— START THE RECORDS —

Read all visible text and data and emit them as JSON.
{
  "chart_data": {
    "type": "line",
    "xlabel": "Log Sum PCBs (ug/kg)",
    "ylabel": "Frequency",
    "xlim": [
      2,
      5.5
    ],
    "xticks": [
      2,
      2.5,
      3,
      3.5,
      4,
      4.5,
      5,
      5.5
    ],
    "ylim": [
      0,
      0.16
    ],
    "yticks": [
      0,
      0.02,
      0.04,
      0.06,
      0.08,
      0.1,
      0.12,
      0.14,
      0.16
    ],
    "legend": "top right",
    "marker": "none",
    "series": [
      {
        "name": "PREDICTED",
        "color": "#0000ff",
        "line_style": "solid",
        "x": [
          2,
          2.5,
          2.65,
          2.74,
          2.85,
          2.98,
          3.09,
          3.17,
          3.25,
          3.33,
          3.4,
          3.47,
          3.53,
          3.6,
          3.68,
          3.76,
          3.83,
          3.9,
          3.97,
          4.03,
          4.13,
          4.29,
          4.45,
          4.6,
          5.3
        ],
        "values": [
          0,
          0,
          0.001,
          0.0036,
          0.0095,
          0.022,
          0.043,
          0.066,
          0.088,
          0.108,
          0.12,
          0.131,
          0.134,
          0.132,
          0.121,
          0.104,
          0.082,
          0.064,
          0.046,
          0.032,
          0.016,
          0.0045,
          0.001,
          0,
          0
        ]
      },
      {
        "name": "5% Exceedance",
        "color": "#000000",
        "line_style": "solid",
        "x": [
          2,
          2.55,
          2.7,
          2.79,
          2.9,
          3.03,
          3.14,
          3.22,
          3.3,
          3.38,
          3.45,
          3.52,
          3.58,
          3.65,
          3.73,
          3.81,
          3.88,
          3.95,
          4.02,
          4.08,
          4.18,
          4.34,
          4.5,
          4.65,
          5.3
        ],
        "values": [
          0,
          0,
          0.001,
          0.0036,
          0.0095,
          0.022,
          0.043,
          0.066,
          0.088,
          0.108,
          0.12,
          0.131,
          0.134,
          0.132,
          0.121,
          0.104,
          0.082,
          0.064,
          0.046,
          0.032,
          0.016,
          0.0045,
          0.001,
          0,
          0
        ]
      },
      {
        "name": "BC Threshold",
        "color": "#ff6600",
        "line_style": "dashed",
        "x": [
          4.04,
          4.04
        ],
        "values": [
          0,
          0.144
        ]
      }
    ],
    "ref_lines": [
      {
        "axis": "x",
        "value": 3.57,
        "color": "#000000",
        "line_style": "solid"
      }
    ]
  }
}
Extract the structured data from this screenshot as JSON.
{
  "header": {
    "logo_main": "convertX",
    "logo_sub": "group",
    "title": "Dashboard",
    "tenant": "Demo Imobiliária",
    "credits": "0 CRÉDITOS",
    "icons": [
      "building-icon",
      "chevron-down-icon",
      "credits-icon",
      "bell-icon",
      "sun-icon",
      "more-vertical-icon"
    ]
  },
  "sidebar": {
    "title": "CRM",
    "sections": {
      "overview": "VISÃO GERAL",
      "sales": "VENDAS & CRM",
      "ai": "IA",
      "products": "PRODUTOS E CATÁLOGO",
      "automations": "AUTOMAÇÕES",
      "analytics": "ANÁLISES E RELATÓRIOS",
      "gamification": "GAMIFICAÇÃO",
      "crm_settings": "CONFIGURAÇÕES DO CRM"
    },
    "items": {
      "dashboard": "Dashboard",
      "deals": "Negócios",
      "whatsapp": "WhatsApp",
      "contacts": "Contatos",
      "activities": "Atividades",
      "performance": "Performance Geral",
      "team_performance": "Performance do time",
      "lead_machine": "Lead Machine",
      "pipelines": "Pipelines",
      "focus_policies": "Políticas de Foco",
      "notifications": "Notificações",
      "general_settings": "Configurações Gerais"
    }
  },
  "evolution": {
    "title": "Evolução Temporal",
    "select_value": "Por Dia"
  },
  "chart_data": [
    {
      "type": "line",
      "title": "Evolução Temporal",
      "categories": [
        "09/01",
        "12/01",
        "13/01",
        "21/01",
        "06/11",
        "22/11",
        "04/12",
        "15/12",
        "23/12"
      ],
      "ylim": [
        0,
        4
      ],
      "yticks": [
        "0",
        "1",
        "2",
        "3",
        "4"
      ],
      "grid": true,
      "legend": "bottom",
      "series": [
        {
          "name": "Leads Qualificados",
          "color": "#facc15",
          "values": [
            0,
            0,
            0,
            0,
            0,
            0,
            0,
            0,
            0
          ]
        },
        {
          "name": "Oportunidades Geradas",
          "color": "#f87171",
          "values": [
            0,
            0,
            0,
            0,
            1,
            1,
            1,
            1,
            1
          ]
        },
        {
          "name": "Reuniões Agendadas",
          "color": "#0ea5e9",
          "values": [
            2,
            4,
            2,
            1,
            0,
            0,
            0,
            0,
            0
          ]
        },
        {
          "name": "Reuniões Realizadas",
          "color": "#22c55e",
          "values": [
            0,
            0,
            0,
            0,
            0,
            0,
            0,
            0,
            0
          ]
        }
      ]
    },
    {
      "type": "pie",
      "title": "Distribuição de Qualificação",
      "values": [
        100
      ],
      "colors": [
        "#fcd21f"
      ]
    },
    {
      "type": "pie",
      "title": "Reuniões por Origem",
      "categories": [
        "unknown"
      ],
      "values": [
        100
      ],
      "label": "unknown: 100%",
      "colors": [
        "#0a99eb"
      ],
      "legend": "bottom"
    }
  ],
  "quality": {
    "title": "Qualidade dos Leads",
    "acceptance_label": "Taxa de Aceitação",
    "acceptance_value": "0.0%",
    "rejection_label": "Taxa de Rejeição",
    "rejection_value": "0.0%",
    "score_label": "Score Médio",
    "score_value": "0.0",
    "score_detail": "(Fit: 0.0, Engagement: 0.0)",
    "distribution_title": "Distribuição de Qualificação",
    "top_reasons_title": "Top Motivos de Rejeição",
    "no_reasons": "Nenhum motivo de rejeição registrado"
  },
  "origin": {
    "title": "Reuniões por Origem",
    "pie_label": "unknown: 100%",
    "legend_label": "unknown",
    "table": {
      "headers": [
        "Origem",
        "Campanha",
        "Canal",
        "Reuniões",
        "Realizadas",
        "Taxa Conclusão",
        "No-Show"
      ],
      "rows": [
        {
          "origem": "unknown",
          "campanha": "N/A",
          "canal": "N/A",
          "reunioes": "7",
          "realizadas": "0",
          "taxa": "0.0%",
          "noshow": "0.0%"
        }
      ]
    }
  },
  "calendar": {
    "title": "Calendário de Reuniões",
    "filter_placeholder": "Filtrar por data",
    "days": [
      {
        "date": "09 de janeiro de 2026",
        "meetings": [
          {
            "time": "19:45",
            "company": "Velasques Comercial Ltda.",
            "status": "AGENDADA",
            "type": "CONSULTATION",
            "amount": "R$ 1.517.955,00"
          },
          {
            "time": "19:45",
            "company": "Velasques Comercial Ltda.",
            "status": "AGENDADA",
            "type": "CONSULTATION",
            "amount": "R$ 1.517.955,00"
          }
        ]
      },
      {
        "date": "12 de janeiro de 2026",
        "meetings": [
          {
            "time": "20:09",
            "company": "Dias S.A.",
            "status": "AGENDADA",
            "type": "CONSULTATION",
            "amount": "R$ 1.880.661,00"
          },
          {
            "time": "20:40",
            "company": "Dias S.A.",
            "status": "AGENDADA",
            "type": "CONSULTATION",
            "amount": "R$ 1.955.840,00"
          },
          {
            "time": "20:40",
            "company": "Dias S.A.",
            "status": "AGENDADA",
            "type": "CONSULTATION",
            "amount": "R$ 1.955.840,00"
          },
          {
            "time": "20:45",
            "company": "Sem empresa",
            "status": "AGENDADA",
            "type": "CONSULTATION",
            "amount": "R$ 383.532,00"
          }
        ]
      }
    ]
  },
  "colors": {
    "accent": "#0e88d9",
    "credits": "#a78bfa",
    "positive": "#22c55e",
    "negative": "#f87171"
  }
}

— END THE RECORDS —

- **TO DO**: State the number of lines in the records that include "JSON", and write nothing else.

- **RESPONSE TO THIS EXERCISE**: 2